Which lines include the word "title"? Copy each of them.

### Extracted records
start

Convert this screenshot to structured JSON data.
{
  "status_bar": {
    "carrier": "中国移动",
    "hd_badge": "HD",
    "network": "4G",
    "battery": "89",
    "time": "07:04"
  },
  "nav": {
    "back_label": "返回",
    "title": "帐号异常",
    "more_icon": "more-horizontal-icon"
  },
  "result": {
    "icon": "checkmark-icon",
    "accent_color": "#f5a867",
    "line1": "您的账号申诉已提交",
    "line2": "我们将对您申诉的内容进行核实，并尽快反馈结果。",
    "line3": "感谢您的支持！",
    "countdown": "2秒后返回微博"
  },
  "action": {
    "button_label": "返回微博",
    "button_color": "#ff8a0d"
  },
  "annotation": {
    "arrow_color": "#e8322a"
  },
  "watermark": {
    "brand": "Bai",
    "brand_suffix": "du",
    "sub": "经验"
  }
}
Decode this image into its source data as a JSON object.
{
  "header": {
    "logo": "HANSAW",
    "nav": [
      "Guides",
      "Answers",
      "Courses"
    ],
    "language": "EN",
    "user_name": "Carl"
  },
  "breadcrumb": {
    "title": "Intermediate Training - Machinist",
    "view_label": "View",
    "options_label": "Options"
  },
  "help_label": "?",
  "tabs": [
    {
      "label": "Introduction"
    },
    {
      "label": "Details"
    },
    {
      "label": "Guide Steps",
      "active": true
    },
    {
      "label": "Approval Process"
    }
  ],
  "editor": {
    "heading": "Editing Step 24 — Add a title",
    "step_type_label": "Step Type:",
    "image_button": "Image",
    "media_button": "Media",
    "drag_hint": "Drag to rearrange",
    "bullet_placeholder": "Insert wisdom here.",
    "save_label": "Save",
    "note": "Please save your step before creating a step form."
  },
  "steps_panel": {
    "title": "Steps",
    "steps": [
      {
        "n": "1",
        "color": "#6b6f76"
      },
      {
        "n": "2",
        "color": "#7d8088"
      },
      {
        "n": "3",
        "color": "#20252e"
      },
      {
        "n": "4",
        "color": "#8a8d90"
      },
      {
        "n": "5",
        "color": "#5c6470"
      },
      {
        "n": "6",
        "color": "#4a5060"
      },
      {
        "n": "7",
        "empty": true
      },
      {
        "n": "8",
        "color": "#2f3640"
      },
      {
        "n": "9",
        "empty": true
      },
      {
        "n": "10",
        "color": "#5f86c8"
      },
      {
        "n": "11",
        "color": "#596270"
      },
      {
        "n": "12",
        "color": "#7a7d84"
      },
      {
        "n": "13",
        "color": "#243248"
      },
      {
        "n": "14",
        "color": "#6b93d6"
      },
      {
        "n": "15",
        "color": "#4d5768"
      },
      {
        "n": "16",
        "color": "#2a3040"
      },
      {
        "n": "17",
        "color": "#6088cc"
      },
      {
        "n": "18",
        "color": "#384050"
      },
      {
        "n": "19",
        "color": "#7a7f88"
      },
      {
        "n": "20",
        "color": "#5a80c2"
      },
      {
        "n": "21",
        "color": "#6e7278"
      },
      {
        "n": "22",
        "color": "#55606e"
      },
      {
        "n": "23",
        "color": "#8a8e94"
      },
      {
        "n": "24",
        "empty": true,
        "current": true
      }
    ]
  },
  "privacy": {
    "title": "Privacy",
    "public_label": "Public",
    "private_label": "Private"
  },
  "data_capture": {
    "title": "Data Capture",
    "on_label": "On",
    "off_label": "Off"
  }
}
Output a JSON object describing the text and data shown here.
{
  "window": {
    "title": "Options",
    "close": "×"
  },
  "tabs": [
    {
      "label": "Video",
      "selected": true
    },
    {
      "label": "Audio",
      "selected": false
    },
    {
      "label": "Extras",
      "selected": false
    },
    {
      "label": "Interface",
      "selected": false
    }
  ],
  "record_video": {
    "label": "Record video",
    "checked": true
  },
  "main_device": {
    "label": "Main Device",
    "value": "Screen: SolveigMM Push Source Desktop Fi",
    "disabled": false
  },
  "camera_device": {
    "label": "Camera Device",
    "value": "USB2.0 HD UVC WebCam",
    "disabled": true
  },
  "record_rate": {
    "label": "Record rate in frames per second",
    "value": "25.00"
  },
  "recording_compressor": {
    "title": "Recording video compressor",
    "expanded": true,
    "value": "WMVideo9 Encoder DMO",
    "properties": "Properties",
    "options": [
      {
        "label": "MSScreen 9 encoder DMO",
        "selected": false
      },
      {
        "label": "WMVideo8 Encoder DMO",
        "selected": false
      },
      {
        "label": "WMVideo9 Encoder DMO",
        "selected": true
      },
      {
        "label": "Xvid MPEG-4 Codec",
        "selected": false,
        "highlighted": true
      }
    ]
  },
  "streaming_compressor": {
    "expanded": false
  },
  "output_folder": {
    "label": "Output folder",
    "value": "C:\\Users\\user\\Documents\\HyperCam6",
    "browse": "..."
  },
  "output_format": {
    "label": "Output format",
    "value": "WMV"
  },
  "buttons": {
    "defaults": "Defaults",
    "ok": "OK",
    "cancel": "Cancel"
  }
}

end

### OUTPUT
    "title": "帐号异常",
    "title": "Intermediate Training - Machinist",
    "heading": "Editing Step 24 — Add a title",
    "title": "Steps",
    "title": "Privacy",
    "title": "Data Capture",
    "title": "Options",
    "title": "Recording video compressor",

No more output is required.